Print the entries below word for word; the pictures stay out of your copy.

■ ■ ■ ■ ■

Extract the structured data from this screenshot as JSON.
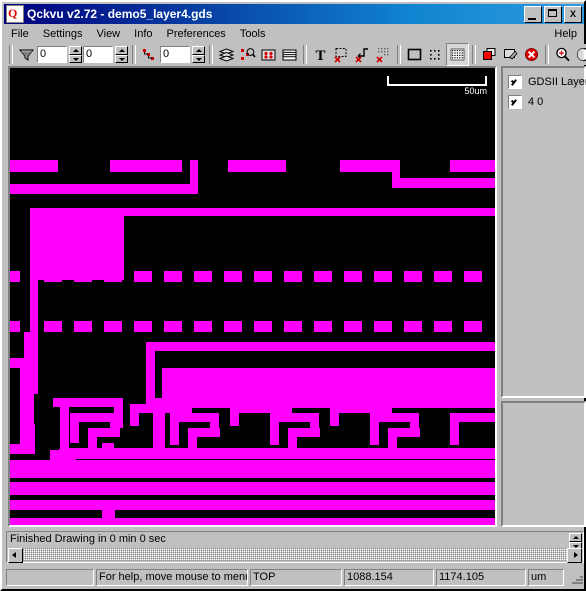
{
  "window": {
    "title": "Qckvu v2.72 - demo5_layer4.gds",
    "icon": "app-icon",
    "minimize_label": "_",
    "maximize_label": "□",
    "close_label": "X"
  },
  "menubar": {
    "items": [
      {
        "label": "File",
        "accel": "F"
      },
      {
        "label": "Settings",
        "accel": "S"
      },
      {
        "label": "View",
        "accel": "V"
      },
      {
        "label": "Info",
        "accel": "I"
      },
      {
        "label": "Preferences",
        "accel": "P"
      },
      {
        "label": "Tools",
        "accel": "T"
      },
      {
        "label": "Help",
        "accel": "H"
      }
    ]
  },
  "toolbar": {
    "filter_icon": "funnel-icon",
    "depth_value": "0",
    "level_value": "0",
    "hier_value": "0",
    "hier_icon": "hierarchy-icon",
    "buttons": [
      {
        "name": "layers-icon",
        "title": "Layers"
      },
      {
        "name": "inspect-layers-icon",
        "title": "Inspect"
      },
      {
        "name": "grid-dots-icon",
        "title": "Grid"
      },
      {
        "name": "lines-icon",
        "title": "Lines"
      },
      {
        "name": "text-icon",
        "title": "Text"
      },
      {
        "name": "box-no-icon",
        "title": "Hide Box"
      },
      {
        "name": "path-no-icon",
        "title": "Hide Path"
      },
      {
        "name": "fill-no-icon",
        "title": "Hide Fill"
      },
      {
        "name": "outline-icon",
        "title": "Outline"
      },
      {
        "name": "dotted-fill-icon",
        "title": "Dotted Fill"
      },
      {
        "name": "solid-fill-icon",
        "title": "Solid Fill"
      },
      {
        "name": "copy-layer-icon",
        "title": "Copy"
      },
      {
        "name": "edit-layer-icon",
        "title": "Edit"
      },
      {
        "name": "delete-icon",
        "title": "Delete"
      },
      {
        "name": "zoom-in-icon",
        "title": "Zoom In"
      },
      {
        "name": "zoom-moon-icon",
        "title": "Zoom"
      }
    ]
  },
  "canvas": {
    "background_color": "#000000",
    "shape_color": "#ff00ff",
    "scalebar_label": "50um"
  },
  "layer_panel": {
    "header_row": {
      "label": "GDSII Layer",
      "checked": true
    },
    "rows": [
      {
        "label": "4  0",
        "checked": true
      }
    ]
  },
  "log_pane": {
    "message": "Finished Drawing in 0 min 0 sec"
  },
  "statusbar": {
    "fields": [
      {
        "name": "progress-field",
        "value": ""
      },
      {
        "name": "hint-field",
        "value": "For help, move mouse to menu item"
      },
      {
        "name": "cell-field",
        "value": "TOP"
      },
      {
        "name": "x-coord-field",
        "value": "1088.154"
      },
      {
        "name": "y-coord-field",
        "value": "1174.105"
      },
      {
        "name": "units-field",
        "value": "um"
      }
    ]
  }
}
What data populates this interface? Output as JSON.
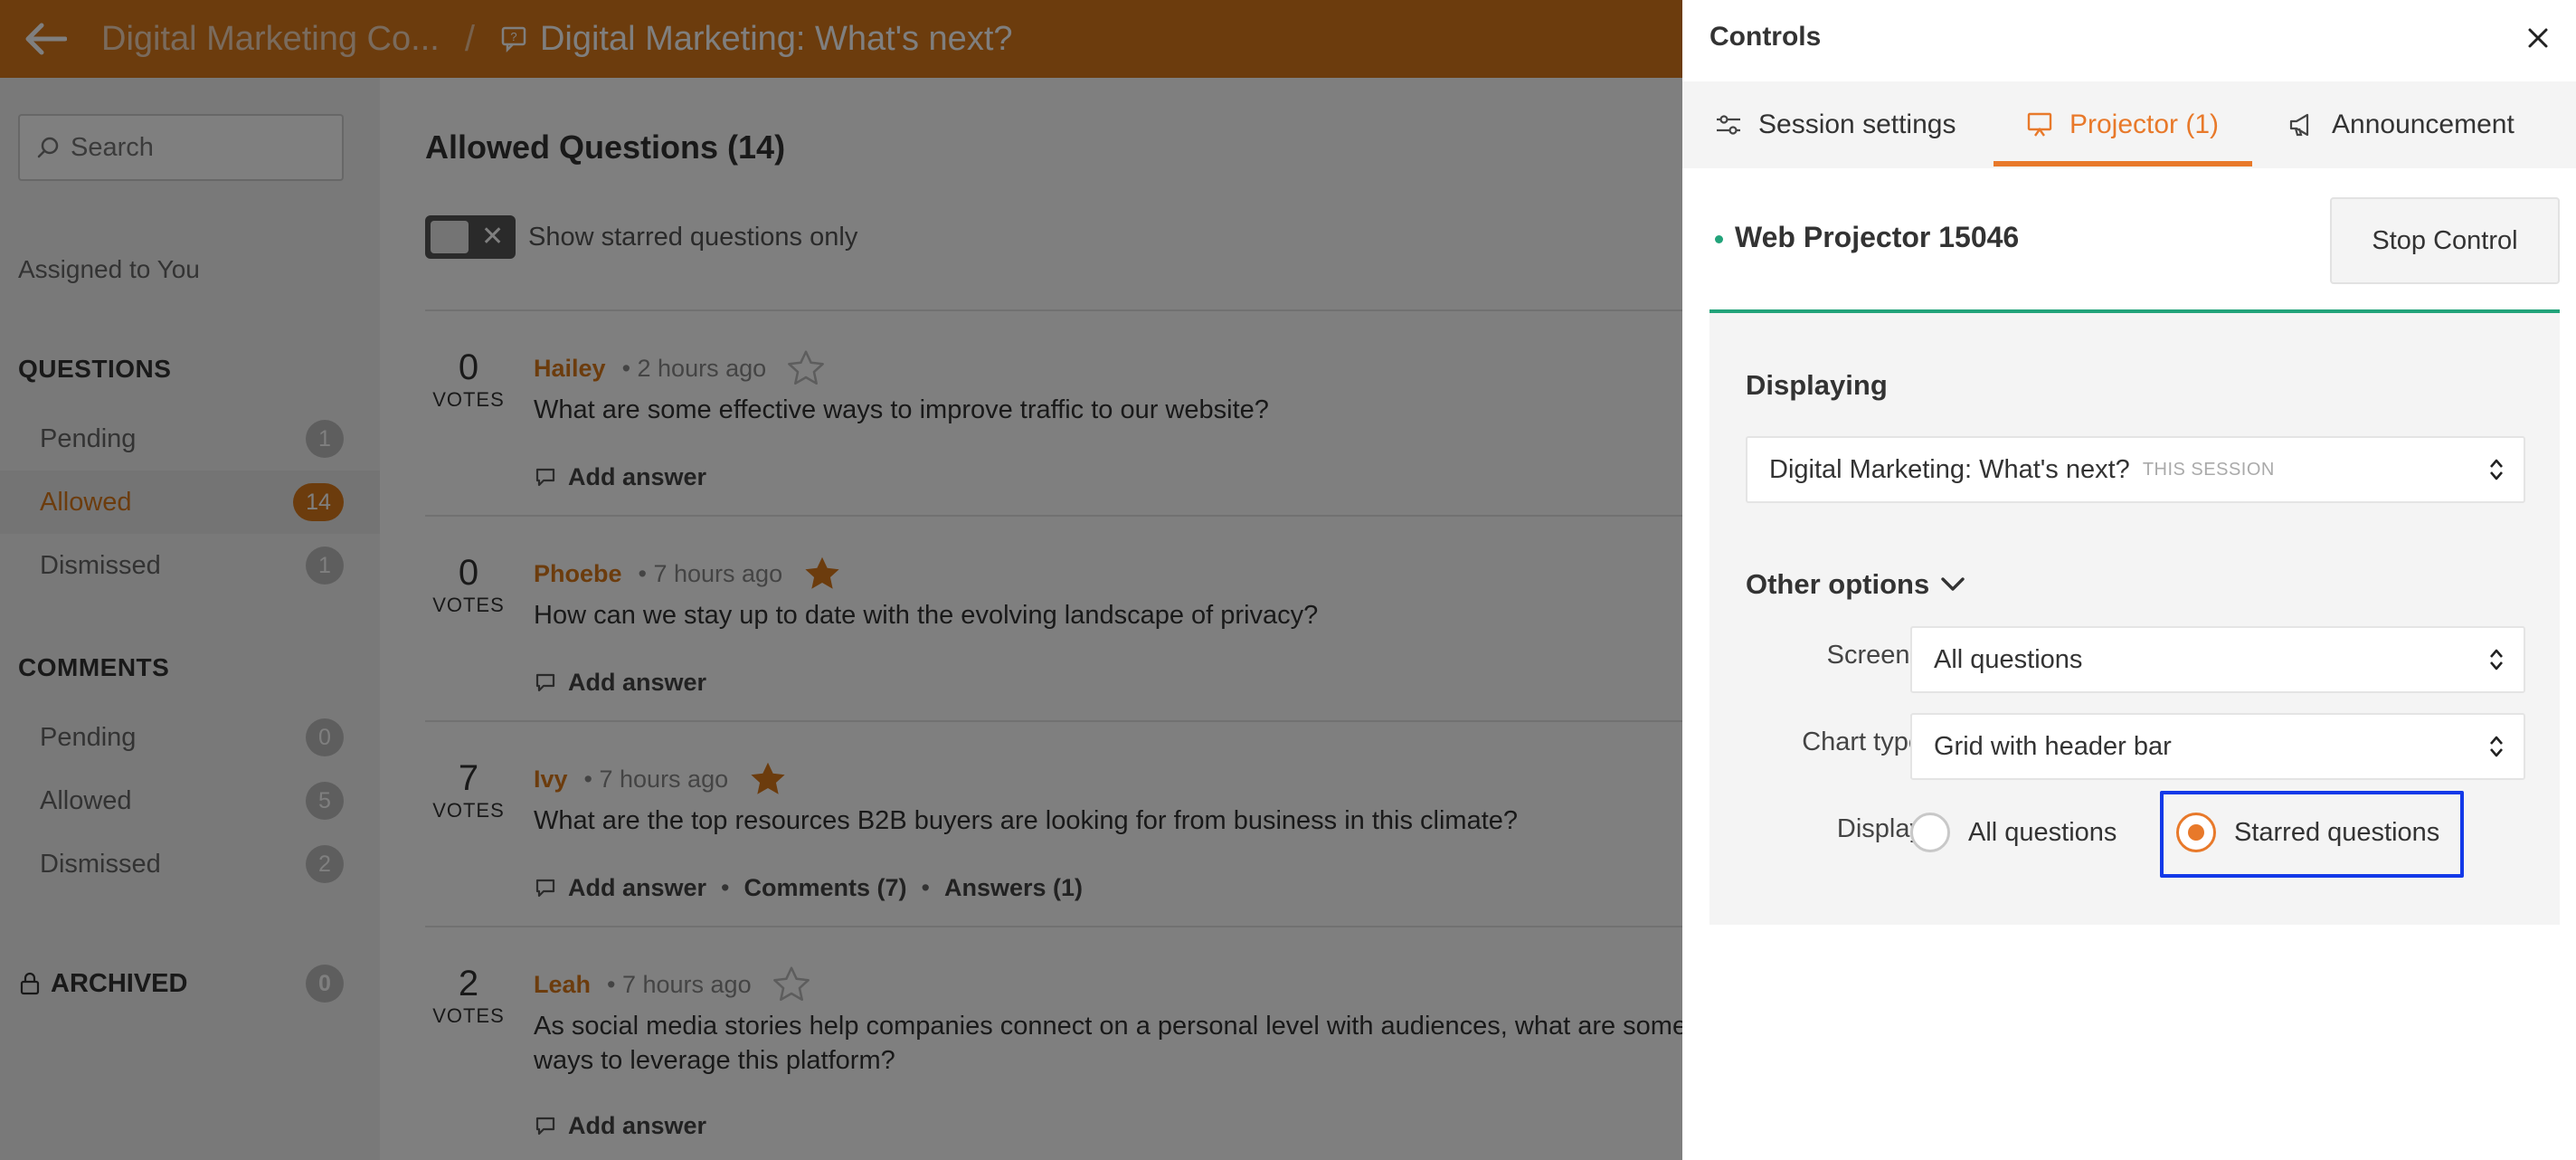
{
  "header": {
    "event_name": "Digital Marketing Co...",
    "separator": "/",
    "session_name": "Digital Marketing: What's next?"
  },
  "sidebar": {
    "search_placeholder": "Search",
    "assigned": "Assigned to You",
    "questions_heading": "QUESTIONS",
    "questions": [
      {
        "label": "Pending",
        "count": "1"
      },
      {
        "label": "Allowed",
        "count": "14"
      },
      {
        "label": "Dismissed",
        "count": "1"
      }
    ],
    "comments_heading": "COMMENTS",
    "comments": [
      {
        "label": "Pending",
        "count": "0"
      },
      {
        "label": "Allowed",
        "count": "5"
      },
      {
        "label": "Dismissed",
        "count": "2"
      }
    ],
    "archived_heading": "ARCHIVED",
    "archived_count": "0"
  },
  "main": {
    "title": "Allowed Questions (14)",
    "toggle_label": "Show starred questions only",
    "votes_label": "VOTES",
    "add_answer": "Add answer",
    "questions": [
      {
        "votes": "0",
        "author": "Hailey",
        "time": "• 2 hours ago",
        "text": "What are some effective ways to improve traffic to our website?"
      },
      {
        "votes": "0",
        "author": "Phoebe",
        "time": "• 7 hours ago",
        "text": "How can we stay up to date with the evolving landscape of privacy?"
      },
      {
        "votes": "7",
        "author": "Ivy",
        "time": "• 7 hours ago",
        "text": "What are the top resources B2B buyers are looking for from business in this climate?",
        "comments": "Comments (7)",
        "answers": "Answers (1)"
      },
      {
        "votes": "2",
        "author": "Leah",
        "time": "• 7 hours ago",
        "text": "As social media stories help companies connect on a personal level with audiences, what are some ways to leverage this platform?"
      }
    ]
  },
  "panel": {
    "title": "Controls",
    "tabs": {
      "session_settings": "Session settings",
      "projector": "Projector (1)",
      "announcement": "Announcement"
    },
    "projector_name": "Web Projector 15046",
    "stop_control": "Stop Control",
    "displaying_label": "Displaying",
    "displaying_value": "Digital Marketing: What's next?",
    "displaying_suffix": "THIS SESSION",
    "other_options": "Other options",
    "screens_label": "Screens",
    "screens_value": "All questions",
    "chart_type_label": "Chart type",
    "chart_type_value": "Grid with header bar",
    "display_label": "Display",
    "display_option_all": "All questions",
    "display_option_starred": "Starred questions"
  },
  "colors": {
    "brand_orange": "#d9781b",
    "tab_active": "#e8792a",
    "success_green": "#22a37a",
    "highlight_blue": "#1339e8"
  }
}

■ ■ ■ ■ ■

__RESULT OF THIS EXERCISE__:
Extract the structured data from this screenshot as JSON.
{
  "window": {
    "title": "Qckvu v2.72 - demo5_layer4.gds",
    "icon": "app-icon",
    "minimize_label": "_",
    "maximize_label": "□",
    "close_label": "X"
  },
  "menubar": {
    "items": [
      {
        "label": "File",
        "accel": "F"
      },
      {
        "label": "Settings",
        "accel": "S"
      },
      {
        "label": "View",
        "accel": "V"
      },
      {
        "label": "Info",
        "accel": "I"
      },
      {
        "label": "Preferences",
        "accel": "P"
      },
      {
        "label": "Tools",
        "accel": "T"
      },
      {
        "label": "Help",
        "accel": "H"
      }
    ]
  },
  "toolbar": {
    "filter_icon": "funnel-icon",
    "depth_value": "0",
    "level_value": "0",
    "hier_value": "0",
    "hier_icon": "hierarchy-icon",
    "buttons": [
      {
        "name": "layers-icon",
        "title": "Layers"
      },
      {
        "name": "inspect-layers-icon",
        "title": "Inspect"
      },
      {
        "name": "grid-dots-icon",
        "title": "Grid"
      },
      {
        "name": "lines-icon",
        "title": "Lines"
      },
      {
        "name": "text-icon",
        "title": "Text"
      },
      {
        "name": "box-no-icon",
        "title": "Hide Box"
      },
      {
        "name": "path-no-icon",
        "title": "Hide Path"
      },
      {
        "name": "fill-no-icon",
        "title": "Hide Fill"
      },
      {
        "name": "outline-icon",
        "title": "Outline"
      },
      {
        "name": "dotted-fill-icon",
        "title": "Dotted Fill"
      },
      {
        "name": "solid-fill-icon",
        "title": "Solid Fill"
      },
      {
        "name": "copy-layer-icon",
        "title": "Copy"
      },
      {
        "name": "edit-layer-icon",
        "title": "Edit"
      },
      {
        "name": "delete-icon",
        "title": "Delete"
      },
      {
        "name": "zoom-in-icon",
        "title": "Zoom In"
      },
      {
        "name": "zoom-moon-icon",
        "title": "Zoom"
      }
    ]
  },
  "canvas": {
    "background_color": "#000000",
    "shape_color": "#ff00ff",
    "scalebar_label": "50um"
  },
  "layer_panel": {
    "header_row": {
      "label": "GDSII Layer",
      "checked": true
    },
    "rows": [
      {
        "label": "4  0",
        "checked": true
      }
    ]
  },
  "log_pane": {
    "message": "Finished Drawing in 0 min 0 sec"
  },
  "statusbar": {
    "fields": [
      {
        "name": "progress-field",
        "value": ""
      },
      {
        "name": "hint-field",
        "value": "For help, move mouse to menu item"
      },
      {
        "name": "cell-field",
        "value": "TOP"
      },
      {
        "name": "x-coord-field",
        "value": "1088.154"
      },
      {
        "name": "y-coord-field",
        "value": "1174.105"
      },
      {
        "name": "units-field",
        "value": "um"
      }
    ]
  }
}
What data populates this interface? Output as JSON.
{
  "header": {
    "event_name": "Digital Marketing Co...",
    "separator": "/",
    "session_name": "Digital Marketing: What's next?"
  },
  "sidebar": {
    "search_placeholder": "Search",
    "assigned": "Assigned to You",
    "questions_heading": "QUESTIONS",
    "questions": [
      {
        "label": "Pending",
        "count": "1"
      },
      {
        "label": "Allowed",
        "count": "14"
      },
      {
        "label": "Dismissed",
        "count": "1"
      }
    ],
    "comments_heading": "COMMENTS",
    "comments": [
      {
        "label": "Pending",
        "count": "0"
      },
      {
        "label": "Allowed",
        "count": "5"
      },
      {
        "label": "Dismissed",
        "count": "2"
      }
    ],
    "archived_heading": "ARCHIVED",
    "archived_count": "0"
  },
  "main": {
    "title": "Allowed Questions (14)",
    "toggle_label": "Show starred questions only",
    "votes_label": "VOTES",
    "add_answer": "Add answer",
    "questions": [
      {
        "votes": "0",
        "author": "Hailey",
        "time": "• 2 hours ago",
        "text": "What are some effective ways to improve traffic to our website?"
      },
      {
        "votes": "0",
        "author": "Phoebe",
        "time": "• 7 hours ago",
        "text": "How can we stay up to date with the evolving landscape of privacy?"
      },
      {
        "votes": "7",
        "author": "Ivy",
        "time": "• 7 hours ago",
        "text": "What are the top resources B2B buyers are looking for from business in this climate?",
        "comments": "Comments (7)",
        "answers": "Answers (1)"
      },
      {
        "votes": "2",
        "author": "Leah",
        "time": "• 7 hours ago",
        "text": "As social media stories help companies connect on a personal level with audiences, what are some ways to leverage this platform?"
      }
    ]
  },
  "panel": {
    "title": "Controls",
    "tabs": {
      "session_settings": "Session settings",
      "projector": "Projector (1)",
      "announcement": "Announcement"
    },
    "projector_name": "Web Projector 15046",
    "stop_control": "Stop Control",
    "displaying_label": "Displaying",
    "displaying_value": "Digital Marketing: What's next?",
    "displaying_suffix": "THIS SESSION",
    "other_options": "Other options",
    "screens_label": "Screens",
    "screens_value": "All questions",
    "chart_type_label": "Chart type",
    "chart_type_value": "Grid with header bar",
    "display_label": "Display",
    "display_option_all": "All questions",
    "display_option_starred": "Starred questions"
  },
  "colors": {
    "brand_orange": "#d9781b",
    "tab_active": "#e8792a",
    "success_green": "#22a37a",
    "highlight_blue": "#1339e8"
  }
}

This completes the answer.